Your instructions
Show all lines holding the string "title".

Records about charts and figures
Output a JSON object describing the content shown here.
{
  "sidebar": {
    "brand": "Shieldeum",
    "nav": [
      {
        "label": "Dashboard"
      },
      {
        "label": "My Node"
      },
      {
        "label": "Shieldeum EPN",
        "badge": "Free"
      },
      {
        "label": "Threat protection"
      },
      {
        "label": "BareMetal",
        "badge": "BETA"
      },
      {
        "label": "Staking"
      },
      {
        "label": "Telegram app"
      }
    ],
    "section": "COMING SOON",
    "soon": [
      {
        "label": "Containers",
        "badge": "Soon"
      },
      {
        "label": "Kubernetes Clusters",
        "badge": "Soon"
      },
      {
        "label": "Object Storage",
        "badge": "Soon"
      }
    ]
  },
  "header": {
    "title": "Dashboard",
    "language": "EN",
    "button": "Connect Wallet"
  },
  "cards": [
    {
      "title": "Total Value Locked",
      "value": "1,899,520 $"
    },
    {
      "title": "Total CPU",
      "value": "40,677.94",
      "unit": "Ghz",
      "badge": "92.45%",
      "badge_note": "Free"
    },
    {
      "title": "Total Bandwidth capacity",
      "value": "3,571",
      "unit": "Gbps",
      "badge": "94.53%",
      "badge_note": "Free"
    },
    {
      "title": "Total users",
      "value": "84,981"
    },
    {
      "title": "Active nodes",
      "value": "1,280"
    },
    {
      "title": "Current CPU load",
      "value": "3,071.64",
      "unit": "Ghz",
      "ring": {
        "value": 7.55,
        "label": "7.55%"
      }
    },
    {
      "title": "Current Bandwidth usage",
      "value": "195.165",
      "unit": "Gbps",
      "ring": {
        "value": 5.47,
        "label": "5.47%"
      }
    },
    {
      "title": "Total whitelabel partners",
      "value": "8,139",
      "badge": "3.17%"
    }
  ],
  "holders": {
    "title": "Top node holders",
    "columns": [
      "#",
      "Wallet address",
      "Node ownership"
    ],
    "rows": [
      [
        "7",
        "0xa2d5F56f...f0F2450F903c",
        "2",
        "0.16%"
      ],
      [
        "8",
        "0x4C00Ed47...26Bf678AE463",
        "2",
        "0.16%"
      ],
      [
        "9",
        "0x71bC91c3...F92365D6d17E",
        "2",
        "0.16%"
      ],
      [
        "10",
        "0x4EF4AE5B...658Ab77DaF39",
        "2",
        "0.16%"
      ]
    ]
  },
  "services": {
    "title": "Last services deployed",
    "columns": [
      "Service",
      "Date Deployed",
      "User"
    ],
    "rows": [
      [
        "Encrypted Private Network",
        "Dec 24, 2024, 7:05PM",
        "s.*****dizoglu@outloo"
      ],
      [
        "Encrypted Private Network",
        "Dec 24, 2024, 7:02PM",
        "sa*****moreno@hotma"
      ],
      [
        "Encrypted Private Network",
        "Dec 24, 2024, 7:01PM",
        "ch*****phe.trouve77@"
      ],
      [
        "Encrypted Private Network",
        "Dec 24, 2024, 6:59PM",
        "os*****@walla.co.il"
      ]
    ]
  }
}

Response for this exercise
    "title": "Dashboard",
      "title": "Total Value Locked",
      "title": "Total CPU",
      "title": "Total Bandwidth capacity",
      "title": "Total users",
      "title": "Active nodes",
      "title": "Current CPU load",
      "title": "Current Bandwidth usage",
      "title": "Total whitelabel partners",
    "title": "Top node holders",
    "title": "Last services deployed",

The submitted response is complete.